-- GIVEN DATA start --

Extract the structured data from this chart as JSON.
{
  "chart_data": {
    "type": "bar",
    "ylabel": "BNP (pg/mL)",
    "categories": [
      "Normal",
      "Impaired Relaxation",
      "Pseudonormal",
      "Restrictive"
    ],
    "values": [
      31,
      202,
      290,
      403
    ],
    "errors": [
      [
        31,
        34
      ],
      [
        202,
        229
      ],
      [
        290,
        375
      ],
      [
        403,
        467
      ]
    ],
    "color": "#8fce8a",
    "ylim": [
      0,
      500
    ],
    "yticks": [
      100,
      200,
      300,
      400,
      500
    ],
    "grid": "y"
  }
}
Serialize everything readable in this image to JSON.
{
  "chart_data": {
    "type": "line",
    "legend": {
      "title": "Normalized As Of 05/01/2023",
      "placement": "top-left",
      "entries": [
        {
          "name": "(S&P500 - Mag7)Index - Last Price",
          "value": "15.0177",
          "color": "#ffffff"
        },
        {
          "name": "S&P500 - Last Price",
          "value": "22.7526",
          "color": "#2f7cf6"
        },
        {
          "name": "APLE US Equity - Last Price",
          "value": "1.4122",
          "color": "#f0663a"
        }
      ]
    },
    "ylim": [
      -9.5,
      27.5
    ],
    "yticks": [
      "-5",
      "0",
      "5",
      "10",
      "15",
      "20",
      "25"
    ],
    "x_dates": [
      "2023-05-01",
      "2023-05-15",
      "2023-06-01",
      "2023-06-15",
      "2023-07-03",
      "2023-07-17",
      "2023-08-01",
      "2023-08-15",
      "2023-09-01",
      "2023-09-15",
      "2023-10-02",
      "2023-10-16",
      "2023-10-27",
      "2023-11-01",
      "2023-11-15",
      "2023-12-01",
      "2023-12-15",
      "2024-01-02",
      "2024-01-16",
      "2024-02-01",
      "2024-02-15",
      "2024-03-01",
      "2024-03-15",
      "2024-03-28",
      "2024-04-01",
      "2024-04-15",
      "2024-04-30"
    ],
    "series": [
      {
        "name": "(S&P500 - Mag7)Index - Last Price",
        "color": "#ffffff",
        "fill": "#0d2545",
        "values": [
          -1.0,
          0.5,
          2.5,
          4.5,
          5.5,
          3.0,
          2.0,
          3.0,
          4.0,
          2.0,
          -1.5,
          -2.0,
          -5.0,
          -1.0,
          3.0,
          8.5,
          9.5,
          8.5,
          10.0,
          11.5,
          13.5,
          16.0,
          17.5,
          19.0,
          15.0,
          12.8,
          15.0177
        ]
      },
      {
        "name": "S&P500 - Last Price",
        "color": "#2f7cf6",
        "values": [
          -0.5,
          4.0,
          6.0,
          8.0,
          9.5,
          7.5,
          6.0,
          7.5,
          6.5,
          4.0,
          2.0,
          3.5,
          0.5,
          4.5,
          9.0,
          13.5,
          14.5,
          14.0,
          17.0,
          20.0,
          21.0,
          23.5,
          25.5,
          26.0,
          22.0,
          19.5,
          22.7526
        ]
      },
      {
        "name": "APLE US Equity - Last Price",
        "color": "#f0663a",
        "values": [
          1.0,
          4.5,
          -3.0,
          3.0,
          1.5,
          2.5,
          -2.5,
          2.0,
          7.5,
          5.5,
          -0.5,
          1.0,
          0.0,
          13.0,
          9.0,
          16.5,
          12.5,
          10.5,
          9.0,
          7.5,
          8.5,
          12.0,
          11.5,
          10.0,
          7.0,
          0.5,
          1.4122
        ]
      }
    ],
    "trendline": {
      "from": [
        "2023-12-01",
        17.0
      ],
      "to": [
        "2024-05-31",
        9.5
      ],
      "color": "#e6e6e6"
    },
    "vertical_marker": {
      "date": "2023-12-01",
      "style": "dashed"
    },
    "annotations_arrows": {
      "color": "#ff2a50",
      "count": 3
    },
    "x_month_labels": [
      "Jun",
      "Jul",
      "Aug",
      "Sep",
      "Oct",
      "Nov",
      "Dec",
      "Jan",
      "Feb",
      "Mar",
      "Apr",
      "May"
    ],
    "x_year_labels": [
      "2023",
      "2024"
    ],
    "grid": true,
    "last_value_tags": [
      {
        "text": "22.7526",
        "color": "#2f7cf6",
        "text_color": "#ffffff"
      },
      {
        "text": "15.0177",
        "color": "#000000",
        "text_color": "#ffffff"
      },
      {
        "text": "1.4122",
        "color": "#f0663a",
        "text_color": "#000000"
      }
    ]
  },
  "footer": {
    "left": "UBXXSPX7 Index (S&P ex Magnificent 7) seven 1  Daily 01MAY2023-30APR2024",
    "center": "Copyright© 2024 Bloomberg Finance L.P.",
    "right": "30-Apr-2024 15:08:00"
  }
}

-- GIVEN DATA end --

PROBLEM STATEMENT:
Work through the records line by line and tally those holding "JSON". Reply with the number alone.

ANSWER TO THE PROBLEM:
2